— begin Given data —

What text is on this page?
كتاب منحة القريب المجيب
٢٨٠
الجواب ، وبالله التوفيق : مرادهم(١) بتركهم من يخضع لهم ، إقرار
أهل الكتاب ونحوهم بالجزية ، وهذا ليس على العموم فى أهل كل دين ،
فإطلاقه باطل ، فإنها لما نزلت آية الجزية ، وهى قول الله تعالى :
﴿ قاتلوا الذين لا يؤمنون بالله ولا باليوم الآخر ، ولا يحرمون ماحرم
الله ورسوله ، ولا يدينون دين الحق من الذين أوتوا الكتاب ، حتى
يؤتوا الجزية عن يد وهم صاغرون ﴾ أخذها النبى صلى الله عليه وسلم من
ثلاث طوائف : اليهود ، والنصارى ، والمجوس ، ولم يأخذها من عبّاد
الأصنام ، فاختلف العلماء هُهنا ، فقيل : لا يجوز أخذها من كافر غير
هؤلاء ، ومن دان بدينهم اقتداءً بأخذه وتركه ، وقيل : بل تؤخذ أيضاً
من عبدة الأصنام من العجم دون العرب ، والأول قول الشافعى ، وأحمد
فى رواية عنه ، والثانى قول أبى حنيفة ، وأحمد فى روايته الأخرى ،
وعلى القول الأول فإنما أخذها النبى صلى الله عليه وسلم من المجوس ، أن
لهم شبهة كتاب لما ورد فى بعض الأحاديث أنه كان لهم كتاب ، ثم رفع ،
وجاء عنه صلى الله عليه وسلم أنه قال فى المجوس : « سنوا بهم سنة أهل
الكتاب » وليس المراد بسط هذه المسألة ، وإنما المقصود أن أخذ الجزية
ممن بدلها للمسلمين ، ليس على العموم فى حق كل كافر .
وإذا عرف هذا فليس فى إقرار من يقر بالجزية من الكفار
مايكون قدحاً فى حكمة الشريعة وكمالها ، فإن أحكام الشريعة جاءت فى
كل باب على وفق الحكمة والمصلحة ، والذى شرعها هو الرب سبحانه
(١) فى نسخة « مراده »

— end Given data —
— begin Given data —

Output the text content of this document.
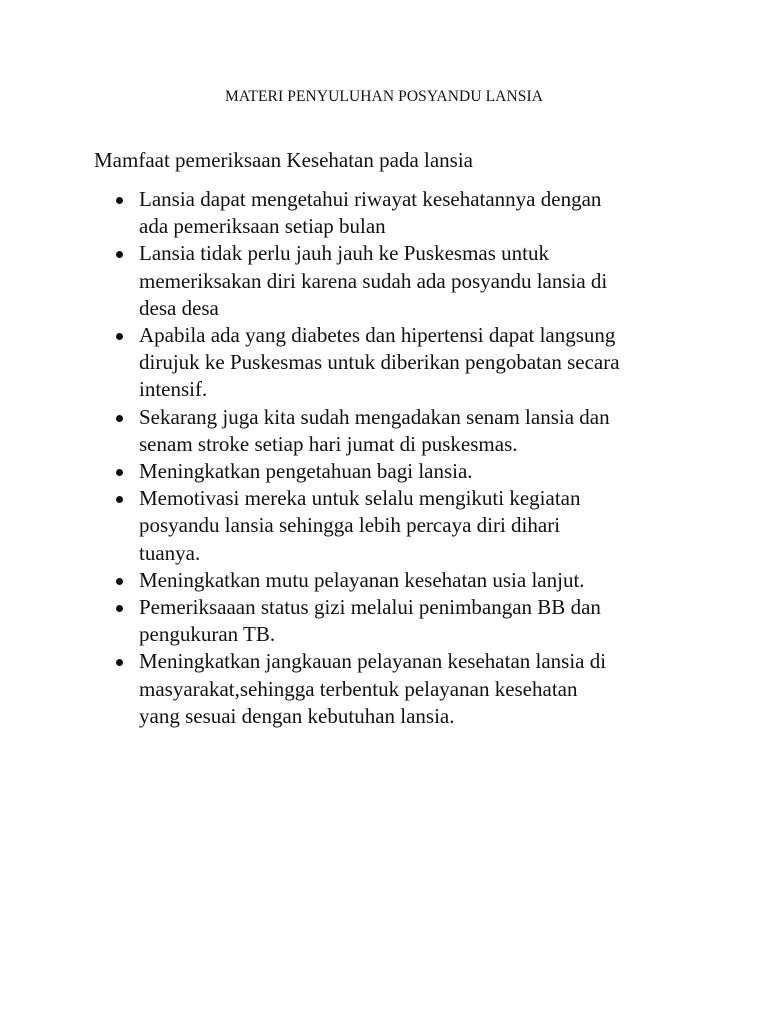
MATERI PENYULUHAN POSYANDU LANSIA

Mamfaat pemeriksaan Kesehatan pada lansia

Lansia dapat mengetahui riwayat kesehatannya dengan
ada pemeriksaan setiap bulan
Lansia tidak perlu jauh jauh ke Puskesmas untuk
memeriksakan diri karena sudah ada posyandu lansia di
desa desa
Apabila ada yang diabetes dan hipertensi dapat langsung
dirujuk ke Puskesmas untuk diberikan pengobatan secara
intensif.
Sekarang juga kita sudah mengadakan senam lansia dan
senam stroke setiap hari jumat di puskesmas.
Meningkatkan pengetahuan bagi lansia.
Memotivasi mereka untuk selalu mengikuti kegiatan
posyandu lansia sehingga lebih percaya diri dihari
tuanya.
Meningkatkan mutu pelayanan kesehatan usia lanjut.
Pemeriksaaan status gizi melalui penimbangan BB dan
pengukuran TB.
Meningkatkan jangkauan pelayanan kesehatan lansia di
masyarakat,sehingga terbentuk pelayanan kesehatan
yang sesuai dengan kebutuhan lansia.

— end Given data —

(Task):
Select the lines in this material that hold the word "وأحمد", leaving none out.

(Written solution):
من عبدة الأصنام من العجم دون العرب ، والأول قول الشافعى ، وأحمد
فى رواية عنه ، والثانى قول أبى حنيفة ، وأحمد فى روايته الأخرى ،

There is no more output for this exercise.